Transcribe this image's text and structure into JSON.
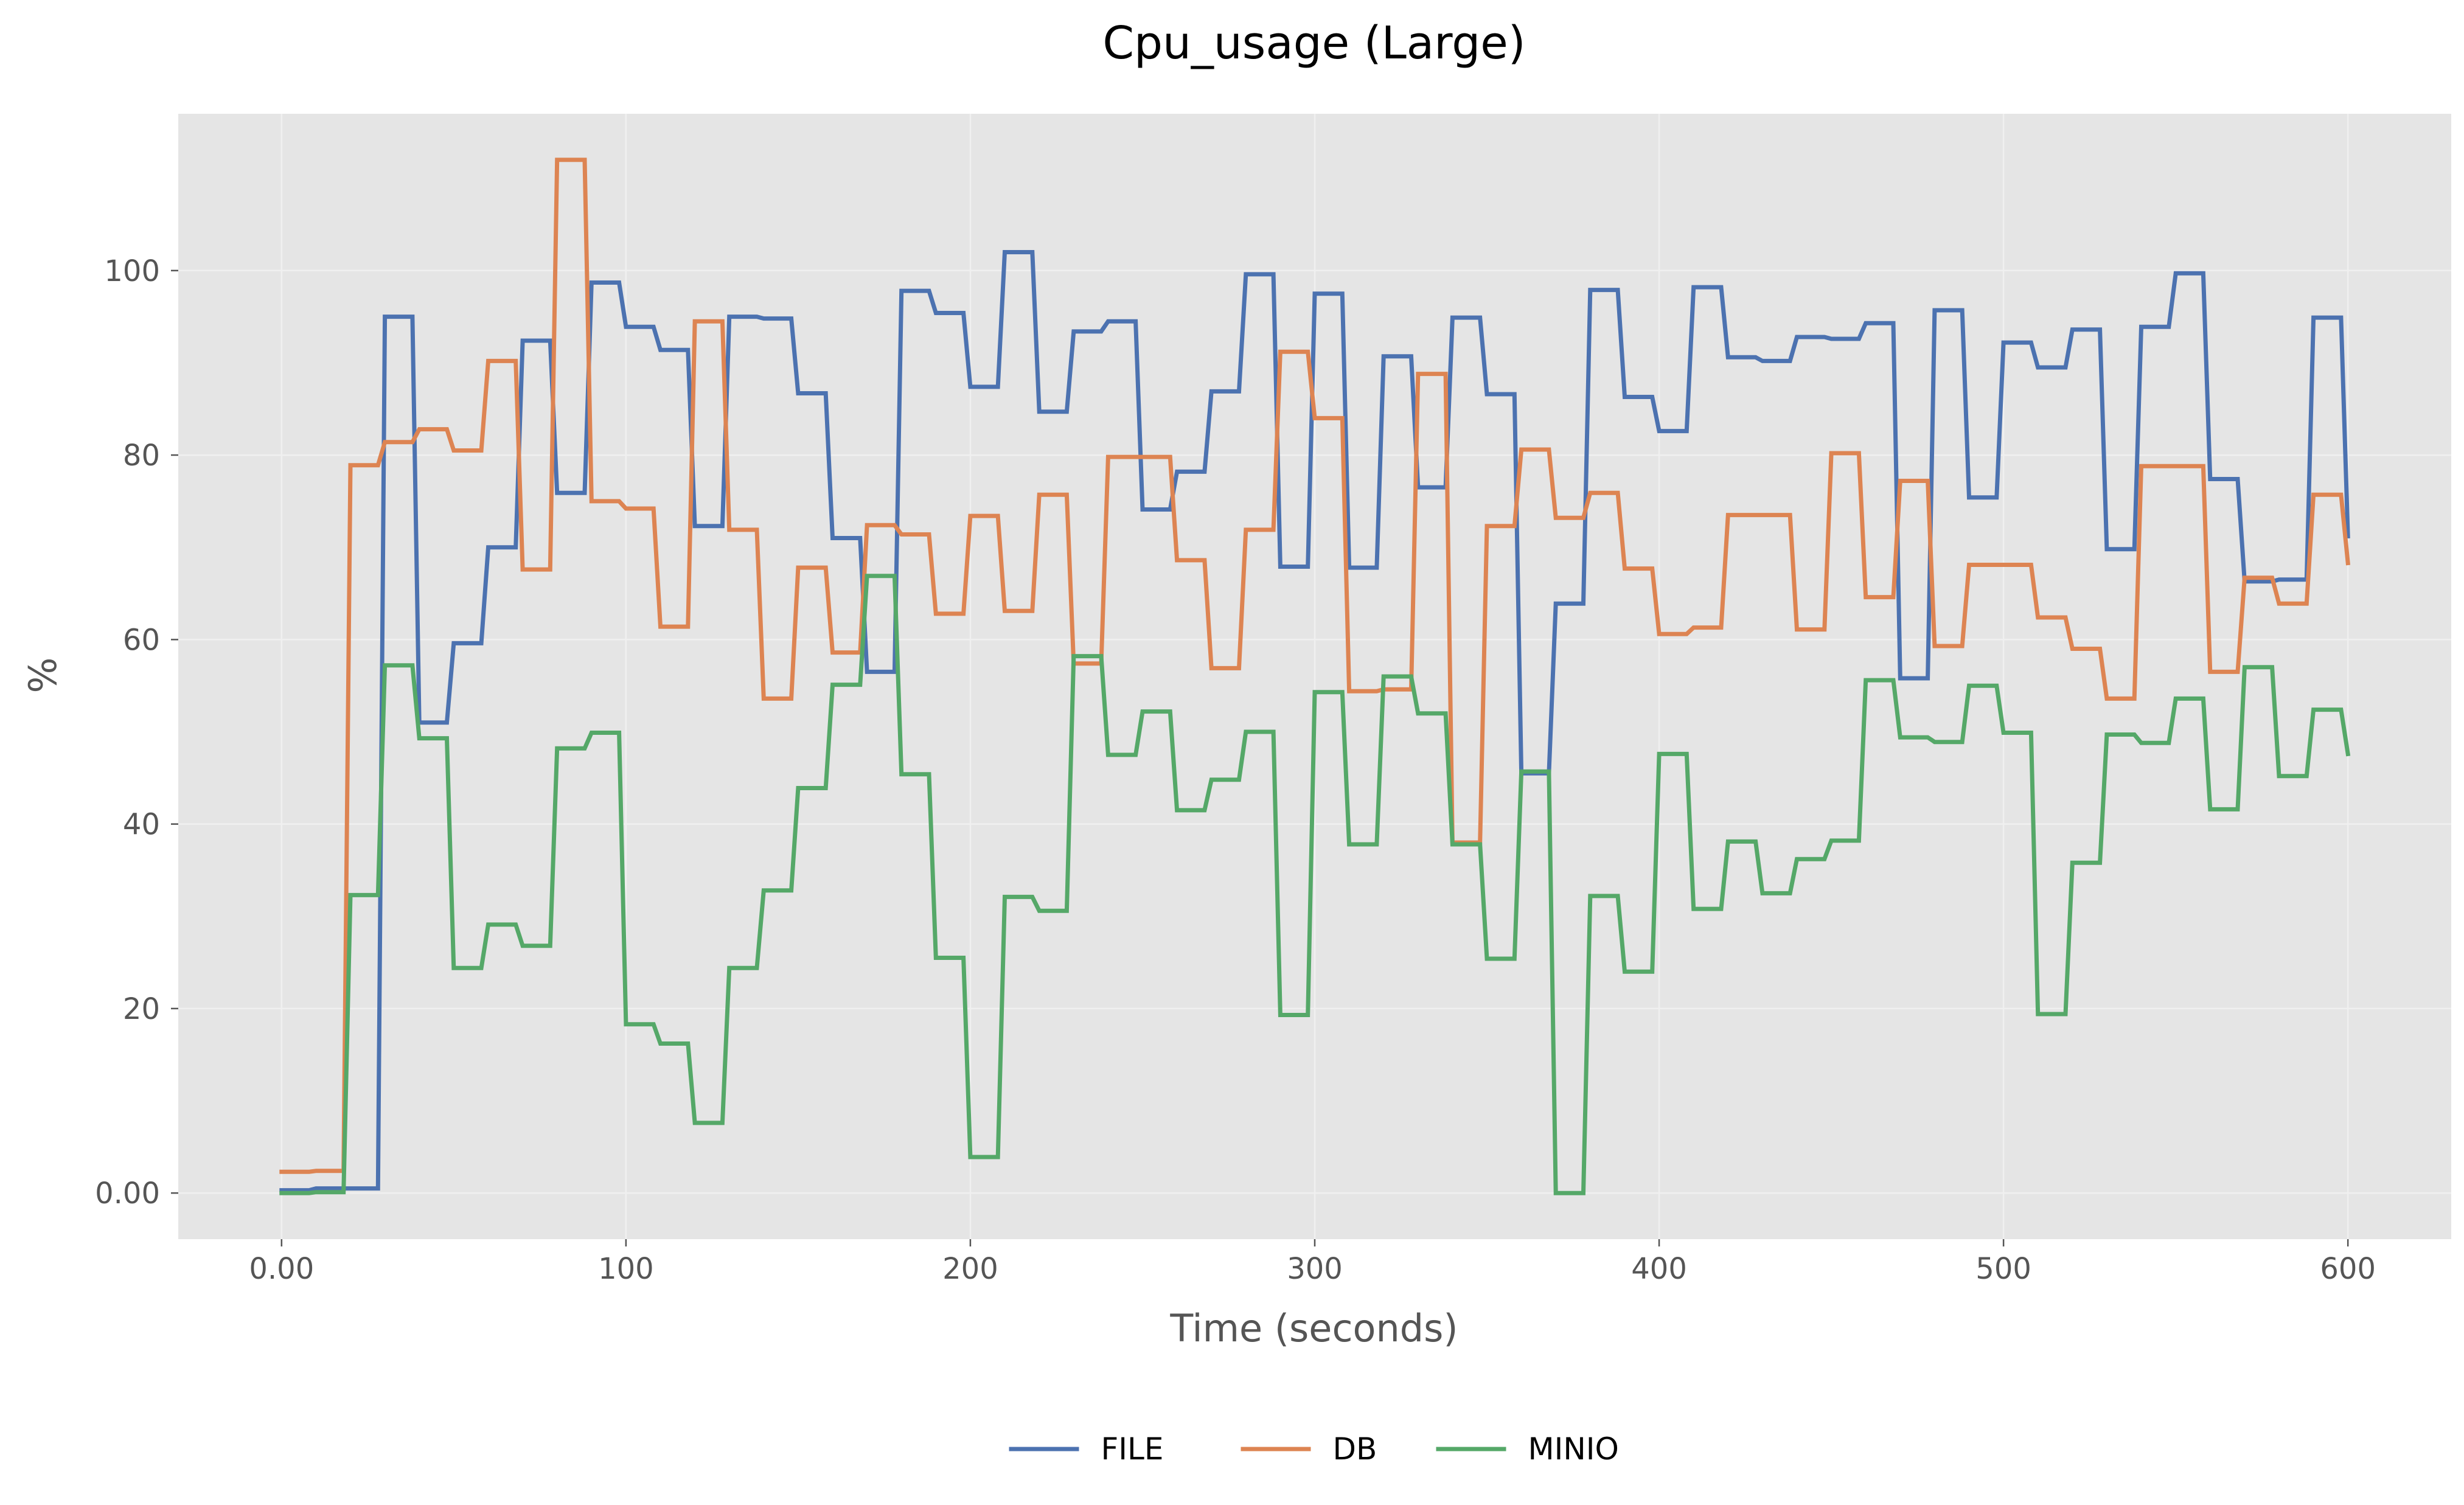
{
  "chart_data": {
    "type": "line",
    "title": "Cpu_usage (Large)",
    "xlabel": "Time (seconds)",
    "ylabel": "%",
    "xlim": [
      -30,
      630
    ],
    "ylim": [
      -5,
      117
    ],
    "grid": true,
    "legend_position": "bottom-center",
    "xticks": [
      {
        "value": 0,
        "label": "0.00"
      },
      {
        "value": 100,
        "label": "100"
      },
      {
        "value": 200,
        "label": "200"
      },
      {
        "value": 300,
        "label": "300"
      },
      {
        "value": 400,
        "label": "400"
      },
      {
        "value": 500,
        "label": "500"
      },
      {
        "value": 600,
        "label": "600"
      }
    ],
    "yticks": [
      {
        "value": 0,
        "label": "0.00"
      },
      {
        "value": 20,
        "label": "20"
      },
      {
        "value": 40,
        "label": "40"
      },
      {
        "value": 60,
        "label": "60"
      },
      {
        "value": 80,
        "label": "80"
      },
      {
        "value": 100,
        "label": "100"
      }
    ],
    "series": [
      {
        "name": "FILE",
        "color": "#4c72b0",
        "x": [
          0,
          10,
          20,
          30,
          40,
          50,
          60,
          70,
          80,
          90,
          100,
          110,
          120,
          130,
          140,
          150,
          160,
          170,
          180,
          190,
          200,
          210,
          220,
          230,
          240,
          250,
          260,
          270,
          280,
          290,
          300,
          310,
          320,
          330,
          340,
          350,
          360,
          370,
          380,
          390,
          400,
          410,
          420,
          430,
          440,
          450,
          460,
          470,
          480,
          490,
          500,
          510,
          520,
          530,
          540,
          550,
          560,
          570,
          580,
          590,
          600
        ],
        "values": [
          0.3,
          0.5,
          0.5,
          95.0,
          51.0,
          59.6,
          70.0,
          92.4,
          75.9,
          98.7,
          93.9,
          91.4,
          72.3,
          95.0,
          94.8,
          86.7,
          71.0,
          56.5,
          97.8,
          95.4,
          87.4,
          102.0,
          84.7,
          93.4,
          94.5,
          74.1,
          78.2,
          86.9,
          99.6,
          67.9,
          97.5,
          67.8,
          90.7,
          76.5,
          94.9,
          86.6,
          45.5,
          63.9,
          97.9,
          86.3,
          82.6,
          98.2,
          90.6,
          90.2,
          92.8,
          92.6,
          94.3,
          55.8,
          95.7,
          75.4,
          92.2,
          89.5,
          93.6,
          69.8,
          93.9,
          99.7,
          77.4,
          66.3,
          66.5,
          94.9,
          71.2
        ]
      },
      {
        "name": "DB",
        "color": "#dd8452",
        "x": [
          0,
          10,
          20,
          30,
          40,
          50,
          60,
          70,
          80,
          90,
          100,
          110,
          120,
          130,
          140,
          150,
          160,
          170,
          180,
          190,
          200,
          210,
          220,
          230,
          240,
          250,
          260,
          270,
          280,
          290,
          300,
          310,
          320,
          330,
          340,
          350,
          360,
          370,
          380,
          390,
          400,
          410,
          420,
          430,
          440,
          450,
          460,
          470,
          480,
          490,
          500,
          510,
          520,
          530,
          540,
          550,
          560,
          570,
          580,
          590,
          600
        ],
        "values": [
          2.3,
          2.4,
          78.9,
          81.4,
          82.8,
          80.5,
          90.2,
          67.6,
          112.0,
          75.0,
          74.2,
          61.4,
          94.5,
          71.9,
          53.6,
          67.8,
          58.6,
          72.4,
          71.4,
          62.8,
          73.4,
          63.1,
          75.7,
          57.4,
          79.8,
          79.8,
          68.6,
          56.9,
          71.9,
          91.2,
          84.0,
          54.4,
          54.6,
          88.8,
          38.0,
          72.3,
          80.6,
          73.2,
          75.9,
          67.7,
          60.6,
          61.3,
          73.5,
          73.5,
          61.1,
          80.2,
          64.6,
          77.2,
          59.3,
          68.1,
          68.1,
          62.4,
          59.0,
          53.6,
          78.8,
          78.8,
          56.5,
          66.7,
          63.9,
          75.7,
          68.3
        ]
      },
      {
        "name": "MINIO",
        "color": "#55a868",
        "x": [
          0,
          10,
          20,
          30,
          40,
          50,
          60,
          70,
          80,
          90,
          100,
          110,
          120,
          130,
          140,
          150,
          160,
          170,
          180,
          190,
          200,
          210,
          220,
          230,
          240,
          250,
          260,
          270,
          280,
          290,
          300,
          310,
          320,
          330,
          340,
          350,
          360,
          370,
          380,
          390,
          400,
          410,
          420,
          430,
          440,
          450,
          460,
          470,
          480,
          490,
          500,
          510,
          520,
          530,
          540,
          550,
          560,
          570,
          580,
          590,
          600
        ],
        "values": [
          0.0,
          0.1,
          32.3,
          57.2,
          49.3,
          24.4,
          29.1,
          26.8,
          48.2,
          49.9,
          18.3,
          16.2,
          7.6,
          24.4,
          32.8,
          43.9,
          55.1,
          66.9,
          45.4,
          25.5,
          3.9,
          32.1,
          30.6,
          58.2,
          47.5,
          52.2,
          41.5,
          44.8,
          50.0,
          19.3,
          54.3,
          37.8,
          56.0,
          52.0,
          37.8,
          25.4,
          45.7,
          0.0,
          32.2,
          24.0,
          47.6,
          30.8,
          38.1,
          32.5,
          36.2,
          38.2,
          55.6,
          49.4,
          48.9,
          55.0,
          49.9,
          19.4,
          35.8,
          49.7,
          48.8,
          53.6,
          41.6,
          57.0,
          45.2,
          52.4,
          47.6
        ]
      }
    ]
  }
}
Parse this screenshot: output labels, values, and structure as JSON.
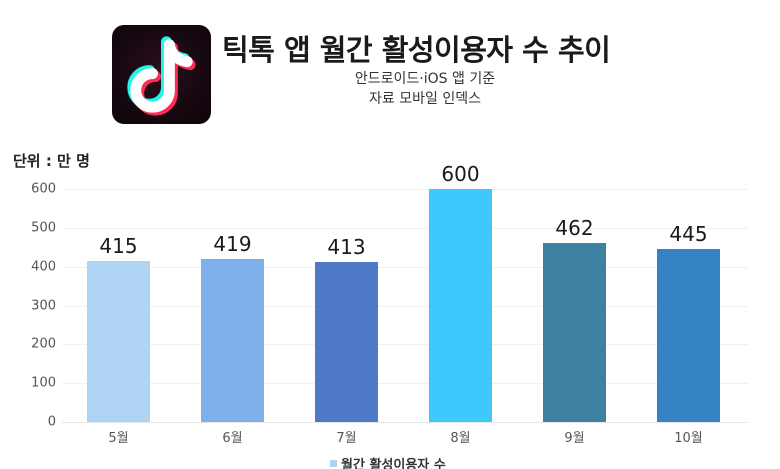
{
  "header": {
    "title": "틱톡 앱 월간 활성이용자 수 추이",
    "subtitle_line1": "안드로이드·iOS 앱 기준",
    "subtitle_line2": "자료 모바일 인덱스",
    "icon": "tiktok-logo-icon"
  },
  "unit_label": "단위 : 만 명",
  "legend": {
    "label": "월간 활성이용자 수",
    "color": "#afd3f3"
  },
  "chart_data": {
    "type": "bar",
    "title": "틱톡 앱 월간 활성이용자 수 추이",
    "subtitle": "안드로이드·iOS 앱 기준 / 자료 모바일 인덱스",
    "xlabel": "",
    "ylabel": "단위 : 만 명",
    "ylim": [
      0,
      600
    ],
    "yticks": [
      0,
      100,
      200,
      300,
      400,
      500,
      600
    ],
    "grid": true,
    "legend_position": "bottom",
    "categories": [
      "5월",
      "6월",
      "7월",
      "8월",
      "9월",
      "10월"
    ],
    "series": [
      {
        "name": "월간 활성이용자 수",
        "values": [
          415,
          419,
          413,
          600,
          462,
          445
        ],
        "colors": [
          "#afd3f3",
          "#7fb0ec",
          "#4f7ac9",
          "#3fc8fb",
          "#3e81a2",
          "#3583c4"
        ]
      }
    ],
    "data_labels": [
      "415",
      "419",
      "413",
      "600",
      "462",
      "445"
    ]
  }
}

══════════════════════════════

**PROMPT**: Return verbatim every line from the line containing "Parse this screenshot: output" to the last line of the entries above, inclusive, and leave out the pictures.

**RESULT OF THE TASK**:
Parse this screenshot: output labels, values, and structure as JSON.
{
  "header": {
    "title": "틱톡 앱 월간 활성이용자 수 추이",
    "subtitle_line1": "안드로이드·iOS 앱 기준",
    "subtitle_line2": "자료 모바일 인덱스",
    "icon": "tiktok-logo-icon"
  },
  "unit_label": "단위 : 만 명",
  "legend": {
    "label": "월간 활성이용자 수",
    "color": "#afd3f3"
  },
  "chart_data": {
    "type": "bar",
    "title": "틱톡 앱 월간 활성이용자 수 추이",
    "subtitle": "안드로이드·iOS 앱 기준 / 자료 모바일 인덱스",
    "xlabel": "",
    "ylabel": "단위 : 만 명",
    "ylim": [
      0,
      600
    ],
    "yticks": [
      0,
      100,
      200,
      300,
      400,
      500,
      600
    ],
    "grid": true,
    "legend_position": "bottom",
    "categories": [
      "5월",
      "6월",
      "7월",
      "8월",
      "9월",
      "10월"
    ],
    "series": [
      {
        "name": "월간 활성이용자 수",
        "values": [
          415,
          419,
          413,
          600,
          462,
          445
        ],
        "colors": [
          "#afd3f3",
          "#7fb0ec",
          "#4f7ac9",
          "#3fc8fb",
          "#3e81a2",
          "#3583c4"
        ]
      }
    ],
    "data_labels": [
      "415",
      "419",
      "413",
      "600",
      "462",
      "445"
    ]
  }
}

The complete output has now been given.